__Given problem__: Every line that holds "Cost" should be shown.

Rows from a figure dataset
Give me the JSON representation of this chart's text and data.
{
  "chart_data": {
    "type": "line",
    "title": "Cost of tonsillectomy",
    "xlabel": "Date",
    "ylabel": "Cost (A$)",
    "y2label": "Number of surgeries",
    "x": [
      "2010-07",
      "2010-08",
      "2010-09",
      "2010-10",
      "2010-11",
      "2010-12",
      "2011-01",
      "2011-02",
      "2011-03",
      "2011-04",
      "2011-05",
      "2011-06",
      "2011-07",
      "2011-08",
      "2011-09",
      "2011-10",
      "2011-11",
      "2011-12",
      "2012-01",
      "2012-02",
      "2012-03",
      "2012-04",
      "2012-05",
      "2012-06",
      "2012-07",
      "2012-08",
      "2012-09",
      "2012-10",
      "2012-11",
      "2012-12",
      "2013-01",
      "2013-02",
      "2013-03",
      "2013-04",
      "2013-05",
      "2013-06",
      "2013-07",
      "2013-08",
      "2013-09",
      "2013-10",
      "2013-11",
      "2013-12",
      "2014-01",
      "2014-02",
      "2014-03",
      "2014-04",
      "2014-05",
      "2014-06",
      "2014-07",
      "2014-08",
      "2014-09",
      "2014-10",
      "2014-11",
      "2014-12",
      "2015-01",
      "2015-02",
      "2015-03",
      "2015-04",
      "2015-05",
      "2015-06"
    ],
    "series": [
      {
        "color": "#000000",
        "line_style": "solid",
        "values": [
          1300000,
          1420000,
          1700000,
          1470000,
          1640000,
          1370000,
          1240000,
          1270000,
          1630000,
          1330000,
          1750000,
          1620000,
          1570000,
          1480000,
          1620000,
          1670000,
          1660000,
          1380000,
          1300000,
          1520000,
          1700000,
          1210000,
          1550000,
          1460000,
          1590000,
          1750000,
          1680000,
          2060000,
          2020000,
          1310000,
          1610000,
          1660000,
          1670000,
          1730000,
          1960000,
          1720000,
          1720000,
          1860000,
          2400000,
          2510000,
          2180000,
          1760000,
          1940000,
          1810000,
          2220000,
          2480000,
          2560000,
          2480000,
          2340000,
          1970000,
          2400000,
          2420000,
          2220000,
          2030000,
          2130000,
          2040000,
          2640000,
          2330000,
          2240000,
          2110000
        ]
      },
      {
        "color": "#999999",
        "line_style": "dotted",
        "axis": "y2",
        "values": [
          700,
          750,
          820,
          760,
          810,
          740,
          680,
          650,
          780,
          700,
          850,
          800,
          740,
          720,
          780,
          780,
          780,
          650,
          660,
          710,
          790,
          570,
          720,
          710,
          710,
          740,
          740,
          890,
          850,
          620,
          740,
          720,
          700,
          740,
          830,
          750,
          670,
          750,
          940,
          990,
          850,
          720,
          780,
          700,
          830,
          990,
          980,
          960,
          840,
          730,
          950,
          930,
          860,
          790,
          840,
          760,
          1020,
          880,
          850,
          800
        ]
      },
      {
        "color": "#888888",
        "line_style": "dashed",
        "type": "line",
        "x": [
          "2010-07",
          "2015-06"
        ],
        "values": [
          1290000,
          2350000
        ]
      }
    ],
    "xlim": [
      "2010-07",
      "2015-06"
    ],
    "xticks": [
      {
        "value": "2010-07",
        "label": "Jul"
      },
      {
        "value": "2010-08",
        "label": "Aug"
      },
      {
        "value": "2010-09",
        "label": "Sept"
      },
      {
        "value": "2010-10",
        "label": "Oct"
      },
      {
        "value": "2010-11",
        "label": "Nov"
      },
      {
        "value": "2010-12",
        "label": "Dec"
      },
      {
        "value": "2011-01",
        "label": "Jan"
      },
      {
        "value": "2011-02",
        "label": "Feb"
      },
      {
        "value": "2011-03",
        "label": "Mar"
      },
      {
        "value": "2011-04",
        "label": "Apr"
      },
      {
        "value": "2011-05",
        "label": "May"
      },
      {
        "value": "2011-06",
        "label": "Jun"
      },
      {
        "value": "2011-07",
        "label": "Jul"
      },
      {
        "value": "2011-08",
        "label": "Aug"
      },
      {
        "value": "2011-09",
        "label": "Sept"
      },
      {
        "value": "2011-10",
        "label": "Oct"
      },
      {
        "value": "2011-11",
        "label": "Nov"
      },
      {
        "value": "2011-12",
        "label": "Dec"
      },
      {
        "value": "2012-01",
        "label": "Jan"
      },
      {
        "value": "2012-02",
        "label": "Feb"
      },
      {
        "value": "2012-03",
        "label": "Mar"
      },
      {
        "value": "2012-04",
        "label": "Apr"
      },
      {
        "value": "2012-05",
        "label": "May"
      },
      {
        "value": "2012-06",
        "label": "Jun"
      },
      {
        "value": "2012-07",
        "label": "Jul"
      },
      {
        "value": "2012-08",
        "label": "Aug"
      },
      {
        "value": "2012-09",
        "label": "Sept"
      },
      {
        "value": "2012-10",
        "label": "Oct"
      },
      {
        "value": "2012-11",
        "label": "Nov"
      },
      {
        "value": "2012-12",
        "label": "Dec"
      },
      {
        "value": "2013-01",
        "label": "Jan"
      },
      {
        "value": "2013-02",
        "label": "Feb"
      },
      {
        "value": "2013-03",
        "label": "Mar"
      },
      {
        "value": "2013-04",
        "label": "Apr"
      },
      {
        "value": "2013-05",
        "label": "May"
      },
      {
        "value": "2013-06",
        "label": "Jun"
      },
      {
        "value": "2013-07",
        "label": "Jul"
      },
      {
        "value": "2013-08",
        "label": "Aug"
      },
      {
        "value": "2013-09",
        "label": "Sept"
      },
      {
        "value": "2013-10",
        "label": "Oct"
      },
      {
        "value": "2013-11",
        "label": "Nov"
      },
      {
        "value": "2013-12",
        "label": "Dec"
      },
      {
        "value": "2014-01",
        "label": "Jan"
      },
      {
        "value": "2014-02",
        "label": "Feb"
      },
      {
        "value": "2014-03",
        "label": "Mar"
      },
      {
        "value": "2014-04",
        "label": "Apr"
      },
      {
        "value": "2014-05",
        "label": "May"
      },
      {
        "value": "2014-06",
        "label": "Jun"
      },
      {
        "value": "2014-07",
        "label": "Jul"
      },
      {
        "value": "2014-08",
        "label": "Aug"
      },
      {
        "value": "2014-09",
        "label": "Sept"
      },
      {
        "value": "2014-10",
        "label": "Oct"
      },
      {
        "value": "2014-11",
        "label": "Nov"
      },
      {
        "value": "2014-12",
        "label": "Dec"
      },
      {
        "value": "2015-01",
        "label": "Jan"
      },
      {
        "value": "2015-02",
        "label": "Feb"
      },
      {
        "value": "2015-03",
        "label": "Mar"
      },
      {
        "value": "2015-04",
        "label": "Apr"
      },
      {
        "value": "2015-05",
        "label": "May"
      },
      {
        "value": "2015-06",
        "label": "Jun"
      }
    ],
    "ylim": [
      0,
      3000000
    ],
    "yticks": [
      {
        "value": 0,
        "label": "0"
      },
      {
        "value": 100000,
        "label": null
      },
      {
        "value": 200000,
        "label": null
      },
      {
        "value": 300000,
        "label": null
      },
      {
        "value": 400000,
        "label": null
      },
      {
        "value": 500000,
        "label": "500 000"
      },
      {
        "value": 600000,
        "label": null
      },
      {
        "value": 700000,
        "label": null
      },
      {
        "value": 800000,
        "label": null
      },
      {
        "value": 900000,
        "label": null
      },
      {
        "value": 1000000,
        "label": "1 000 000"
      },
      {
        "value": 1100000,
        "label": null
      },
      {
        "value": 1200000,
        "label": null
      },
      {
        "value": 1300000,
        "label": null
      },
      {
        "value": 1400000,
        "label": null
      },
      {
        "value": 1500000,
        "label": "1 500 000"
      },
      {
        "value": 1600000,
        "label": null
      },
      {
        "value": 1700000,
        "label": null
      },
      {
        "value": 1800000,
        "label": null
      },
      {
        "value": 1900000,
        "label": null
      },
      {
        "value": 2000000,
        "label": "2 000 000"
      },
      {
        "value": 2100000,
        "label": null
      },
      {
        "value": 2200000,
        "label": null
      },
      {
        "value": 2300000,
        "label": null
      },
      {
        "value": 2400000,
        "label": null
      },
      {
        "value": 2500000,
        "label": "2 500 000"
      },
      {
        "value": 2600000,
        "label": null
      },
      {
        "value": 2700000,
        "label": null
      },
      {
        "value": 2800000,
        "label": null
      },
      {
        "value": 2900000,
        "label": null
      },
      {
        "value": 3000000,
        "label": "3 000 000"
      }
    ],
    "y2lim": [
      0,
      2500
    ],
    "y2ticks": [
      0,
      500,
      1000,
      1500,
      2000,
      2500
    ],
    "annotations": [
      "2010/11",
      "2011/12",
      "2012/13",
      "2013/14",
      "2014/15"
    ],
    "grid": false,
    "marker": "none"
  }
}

__Finished task__:
    "title": "Cost of tonsillectomy",
    "ylabel": "Cost (A$)",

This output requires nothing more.